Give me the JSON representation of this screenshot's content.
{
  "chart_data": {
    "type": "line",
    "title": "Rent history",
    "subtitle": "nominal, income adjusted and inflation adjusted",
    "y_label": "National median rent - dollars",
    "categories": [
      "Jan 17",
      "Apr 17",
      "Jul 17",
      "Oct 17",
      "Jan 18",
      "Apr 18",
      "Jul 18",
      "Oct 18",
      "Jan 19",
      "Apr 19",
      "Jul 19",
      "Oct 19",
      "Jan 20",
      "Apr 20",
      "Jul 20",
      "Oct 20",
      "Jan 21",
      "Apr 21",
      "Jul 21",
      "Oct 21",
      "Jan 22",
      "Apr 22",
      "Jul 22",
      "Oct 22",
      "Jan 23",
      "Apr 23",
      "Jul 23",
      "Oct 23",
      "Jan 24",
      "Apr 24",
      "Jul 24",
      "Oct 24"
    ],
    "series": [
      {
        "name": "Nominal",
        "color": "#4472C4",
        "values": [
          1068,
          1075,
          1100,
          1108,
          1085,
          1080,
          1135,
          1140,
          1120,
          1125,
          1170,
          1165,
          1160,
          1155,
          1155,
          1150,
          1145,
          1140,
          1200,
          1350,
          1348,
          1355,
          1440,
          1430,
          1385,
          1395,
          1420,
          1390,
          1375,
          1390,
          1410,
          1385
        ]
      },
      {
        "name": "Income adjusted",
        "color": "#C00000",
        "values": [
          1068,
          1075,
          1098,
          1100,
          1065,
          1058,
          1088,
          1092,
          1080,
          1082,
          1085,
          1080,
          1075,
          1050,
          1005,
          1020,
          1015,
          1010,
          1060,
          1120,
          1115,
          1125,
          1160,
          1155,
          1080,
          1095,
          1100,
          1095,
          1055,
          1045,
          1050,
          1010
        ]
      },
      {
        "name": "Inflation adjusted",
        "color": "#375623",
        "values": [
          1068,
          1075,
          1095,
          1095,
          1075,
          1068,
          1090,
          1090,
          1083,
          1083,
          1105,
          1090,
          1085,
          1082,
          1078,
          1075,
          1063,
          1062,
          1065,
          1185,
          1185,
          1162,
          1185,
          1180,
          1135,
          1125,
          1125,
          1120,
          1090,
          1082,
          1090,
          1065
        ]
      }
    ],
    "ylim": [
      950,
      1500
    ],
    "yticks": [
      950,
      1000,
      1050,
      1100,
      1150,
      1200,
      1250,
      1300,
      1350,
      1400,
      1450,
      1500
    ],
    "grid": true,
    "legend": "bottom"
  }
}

---------------

Take the records above and return them exactly as written.

RESPONSE TO THE EXERCISE:
Give me the JSON representation of this screenshot's content.
{
  "chart_data": {
    "type": "line",
    "title": "Rent history",
    "subtitle": "nominal, income adjusted and inflation adjusted",
    "y_label": "National median rent - dollars",
    "categories": [
      "Jan 17",
      "Apr 17",
      "Jul 17",
      "Oct 17",
      "Jan 18",
      "Apr 18",
      "Jul 18",
      "Oct 18",
      "Jan 19",
      "Apr 19",
      "Jul 19",
      "Oct 19",
      "Jan 20",
      "Apr 20",
      "Jul 20",
      "Oct 20",
      "Jan 21",
      "Apr 21",
      "Jul 21",
      "Oct 21",
      "Jan 22",
      "Apr 22",
      "Jul 22",
      "Oct 22",
      "Jan 23",
      "Apr 23",
      "Jul 23",
      "Oct 23",
      "Jan 24",
      "Apr 24",
      "Jul 24",
      "Oct 24"
    ],
    "series": [
      {
        "name": "Nominal",
        "color": "#4472C4",
        "values": [
          1068,
          1075,
          1100,
          1108,
          1085,
          1080,
          1135,
          1140,
          1120,
          1125,
          1170,
          1165,
          1160,
          1155,
          1155,
          1150,
          1145,
          1140,
          1200,
          1350,
          1348,
          1355,
          1440,
          1430,
          1385,
          1395,
          1420,
          1390,
          1375,
          1390,
          1410,
          1385
        ]
      },
      {
        "name": "Income adjusted",
        "color": "#C00000",
        "values": [
          1068,
          1075,
          1098,
          1100,
          1065,
          1058,
          1088,
          1092,
          1080,
          1082,
          1085,
          1080,
          1075,
          1050,
          1005,
          1020,
          1015,
          1010,
          1060,
          1120,
          1115,
          1125,
          1160,
          1155,
          1080,
          1095,
          1100,
          1095,
          1055,
          1045,
          1050,
          1010
        ]
      },
      {
        "name": "Inflation adjusted",
        "color": "#375623",
        "values": [
          1068,
          1075,
          1095,
          1095,
          1075,
          1068,
          1090,
          1090,
          1083,
          1083,
          1105,
          1090,
          1085,
          1082,
          1078,
          1075,
          1063,
          1062,
          1065,
          1185,
          1185,
          1162,
          1185,
          1180,
          1135,
          1125,
          1125,
          1120,
          1090,
          1082,
          1090,
          1065
        ]
      }
    ],
    "ylim": [
      950,
      1500
    ],
    "yticks": [
      950,
      1000,
      1050,
      1100,
      1150,
      1200,
      1250,
      1300,
      1350,
      1400,
      1450,
      1500
    ],
    "grid": true,
    "legend": "bottom"
  }
}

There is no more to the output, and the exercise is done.